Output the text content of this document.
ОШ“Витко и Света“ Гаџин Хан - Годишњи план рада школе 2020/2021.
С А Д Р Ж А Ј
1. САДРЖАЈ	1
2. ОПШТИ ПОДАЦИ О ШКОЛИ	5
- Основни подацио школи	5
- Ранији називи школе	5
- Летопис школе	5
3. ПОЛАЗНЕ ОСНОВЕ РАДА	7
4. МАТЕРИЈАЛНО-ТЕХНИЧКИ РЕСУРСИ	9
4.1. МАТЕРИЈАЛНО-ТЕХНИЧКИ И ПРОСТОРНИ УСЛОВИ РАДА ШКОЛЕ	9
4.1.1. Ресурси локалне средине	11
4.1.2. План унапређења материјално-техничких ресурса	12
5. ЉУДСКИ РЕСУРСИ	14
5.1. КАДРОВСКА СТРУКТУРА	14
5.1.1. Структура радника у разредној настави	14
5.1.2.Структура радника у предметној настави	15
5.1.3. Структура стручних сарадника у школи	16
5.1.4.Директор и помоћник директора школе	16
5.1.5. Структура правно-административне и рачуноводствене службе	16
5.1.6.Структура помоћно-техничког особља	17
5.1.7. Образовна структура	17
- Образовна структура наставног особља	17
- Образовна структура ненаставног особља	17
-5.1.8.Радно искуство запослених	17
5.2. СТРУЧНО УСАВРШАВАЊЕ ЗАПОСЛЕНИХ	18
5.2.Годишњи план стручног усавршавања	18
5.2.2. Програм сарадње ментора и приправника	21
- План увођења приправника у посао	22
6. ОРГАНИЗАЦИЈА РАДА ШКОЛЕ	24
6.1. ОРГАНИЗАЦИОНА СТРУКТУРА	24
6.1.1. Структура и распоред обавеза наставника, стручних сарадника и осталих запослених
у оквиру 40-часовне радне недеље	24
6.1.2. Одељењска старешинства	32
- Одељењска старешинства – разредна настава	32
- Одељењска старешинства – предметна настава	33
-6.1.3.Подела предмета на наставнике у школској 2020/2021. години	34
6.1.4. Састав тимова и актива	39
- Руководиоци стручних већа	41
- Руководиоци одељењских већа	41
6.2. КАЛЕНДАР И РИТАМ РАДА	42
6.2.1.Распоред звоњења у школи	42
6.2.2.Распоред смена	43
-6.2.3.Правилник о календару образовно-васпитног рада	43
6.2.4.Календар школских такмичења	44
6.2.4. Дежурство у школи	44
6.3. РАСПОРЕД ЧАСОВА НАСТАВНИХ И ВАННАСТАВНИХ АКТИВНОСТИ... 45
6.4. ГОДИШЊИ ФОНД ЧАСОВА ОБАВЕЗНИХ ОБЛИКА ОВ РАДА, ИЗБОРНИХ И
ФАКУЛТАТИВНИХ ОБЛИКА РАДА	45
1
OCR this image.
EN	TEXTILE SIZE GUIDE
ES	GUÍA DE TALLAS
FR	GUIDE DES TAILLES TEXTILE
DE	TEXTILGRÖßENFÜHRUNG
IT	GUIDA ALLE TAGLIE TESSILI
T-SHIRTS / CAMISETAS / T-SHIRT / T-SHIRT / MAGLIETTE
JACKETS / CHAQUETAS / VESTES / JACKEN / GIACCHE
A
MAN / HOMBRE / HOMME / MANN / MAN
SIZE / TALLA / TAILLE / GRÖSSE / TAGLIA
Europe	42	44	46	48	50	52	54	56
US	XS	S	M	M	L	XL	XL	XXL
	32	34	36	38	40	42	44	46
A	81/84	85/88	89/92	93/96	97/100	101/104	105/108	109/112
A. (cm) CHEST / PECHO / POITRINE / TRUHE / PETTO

• **TASK TO COMPLETE**
Select all lines with the word "већа" from the entries above.

• **TASK RESPONSE**
- Руководиоци стручних већа	41
- Руководиоци одељењских већа	41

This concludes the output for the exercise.